▶ _Stated task_
Transcribe the listing exactly, leaving out every picture.

Extracted records:
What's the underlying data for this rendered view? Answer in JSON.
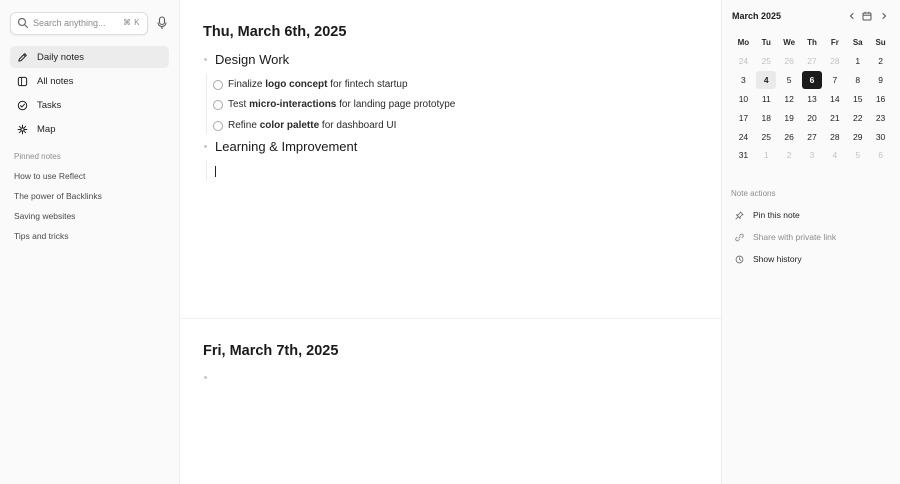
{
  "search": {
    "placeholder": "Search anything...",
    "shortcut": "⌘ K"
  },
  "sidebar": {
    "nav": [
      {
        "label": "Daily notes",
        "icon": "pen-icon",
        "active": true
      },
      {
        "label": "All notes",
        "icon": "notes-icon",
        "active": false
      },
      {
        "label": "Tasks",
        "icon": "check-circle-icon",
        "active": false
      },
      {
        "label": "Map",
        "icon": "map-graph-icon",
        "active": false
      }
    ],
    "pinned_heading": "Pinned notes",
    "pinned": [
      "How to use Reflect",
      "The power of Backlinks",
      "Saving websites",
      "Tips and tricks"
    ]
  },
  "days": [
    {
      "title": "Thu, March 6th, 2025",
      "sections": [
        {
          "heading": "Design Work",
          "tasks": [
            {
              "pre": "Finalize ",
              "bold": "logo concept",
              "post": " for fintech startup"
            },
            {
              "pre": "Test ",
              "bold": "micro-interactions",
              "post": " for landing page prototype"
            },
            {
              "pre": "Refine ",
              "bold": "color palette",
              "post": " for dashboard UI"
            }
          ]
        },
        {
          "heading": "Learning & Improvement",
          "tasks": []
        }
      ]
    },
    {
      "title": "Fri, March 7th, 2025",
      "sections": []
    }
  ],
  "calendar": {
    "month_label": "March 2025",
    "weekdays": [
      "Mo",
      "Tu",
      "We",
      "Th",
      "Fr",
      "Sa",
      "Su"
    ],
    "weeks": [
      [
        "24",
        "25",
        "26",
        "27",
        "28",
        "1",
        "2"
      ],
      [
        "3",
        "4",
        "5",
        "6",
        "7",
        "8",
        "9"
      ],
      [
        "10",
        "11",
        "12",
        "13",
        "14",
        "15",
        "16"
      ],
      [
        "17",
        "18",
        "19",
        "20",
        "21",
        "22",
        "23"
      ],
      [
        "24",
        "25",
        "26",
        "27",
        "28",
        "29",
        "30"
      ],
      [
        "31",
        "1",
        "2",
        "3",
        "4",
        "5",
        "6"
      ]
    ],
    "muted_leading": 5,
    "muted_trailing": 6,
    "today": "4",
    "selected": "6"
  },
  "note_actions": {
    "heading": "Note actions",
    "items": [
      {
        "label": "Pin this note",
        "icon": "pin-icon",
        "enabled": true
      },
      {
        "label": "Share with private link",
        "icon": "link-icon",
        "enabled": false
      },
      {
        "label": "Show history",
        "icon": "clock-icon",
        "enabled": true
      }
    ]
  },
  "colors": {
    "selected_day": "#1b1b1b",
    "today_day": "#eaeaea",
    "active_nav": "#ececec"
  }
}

▶ _Result for this exercise_
What's the underlying data for this rendered view? Answer in JSON.
{
  "search": {
    "placeholder": "Search anything...",
    "shortcut": "⌘ K"
  },
  "sidebar": {
    "nav": [
      {
        "label": "Daily notes",
        "icon": "pen-icon",
        "active": true
      },
      {
        "label": "All notes",
        "icon": "notes-icon",
        "active": false
      },
      {
        "label": "Tasks",
        "icon": "check-circle-icon",
        "active": false
      },
      {
        "label": "Map",
        "icon": "map-graph-icon",
        "active": false
      }
    ],
    "pinned_heading": "Pinned notes",
    "pinned": [
      "How to use Reflect",
      "The power of Backlinks",
      "Saving websites",
      "Tips and tricks"
    ]
  },
  "days": [
    {
      "title": "Thu, March 6th, 2025",
      "sections": [
        {
          "heading": "Design Work",
          "tasks": [
            {
              "pre": "Finalize ",
              "bold": "logo concept",
              "post": " for fintech startup"
            },
            {
              "pre": "Test ",
              "bold": "micro-interactions",
              "post": " for landing page prototype"
            },
            {
              "pre": "Refine ",
              "bold": "color palette",
              "post": " for dashboard UI"
            }
          ]
        },
        {
          "heading": "Learning & Improvement",
          "tasks": []
        }
      ]
    },
    {
      "title": "Fri, March 7th, 2025",
      "sections": []
    }
  ],
  "calendar": {
    "month_label": "March 2025",
    "weekdays": [
      "Mo",
      "Tu",
      "We",
      "Th",
      "Fr",
      "Sa",
      "Su"
    ],
    "weeks": [
      [
        "24",
        "25",
        "26",
        "27",
        "28",
        "1",
        "2"
      ],
      [
        "3",
        "4",
        "5",
        "6",
        "7",
        "8",
        "9"
      ],
      [
        "10",
        "11",
        "12",
        "13",
        "14",
        "15",
        "16"
      ],
      [
        "17",
        "18",
        "19",
        "20",
        "21",
        "22",
        "23"
      ],
      [
        "24",
        "25",
        "26",
        "27",
        "28",
        "29",
        "30"
      ],
      [
        "31",
        "1",
        "2",
        "3",
        "4",
        "5",
        "6"
      ]
    ],
    "muted_leading": 5,
    "muted_trailing": 6,
    "today": "4",
    "selected": "6"
  },
  "note_actions": {
    "heading": "Note actions",
    "items": [
      {
        "label": "Pin this note",
        "icon": "pin-icon",
        "enabled": true
      },
      {
        "label": "Share with private link",
        "icon": "link-icon",
        "enabled": false
      },
      {
        "label": "Show history",
        "icon": "clock-icon",
        "enabled": true
      }
    ]
  },
  "colors": {
    "selected_day": "#1b1b1b",
    "today_day": "#eaeaea",
    "active_nav": "#ececec"
  }
}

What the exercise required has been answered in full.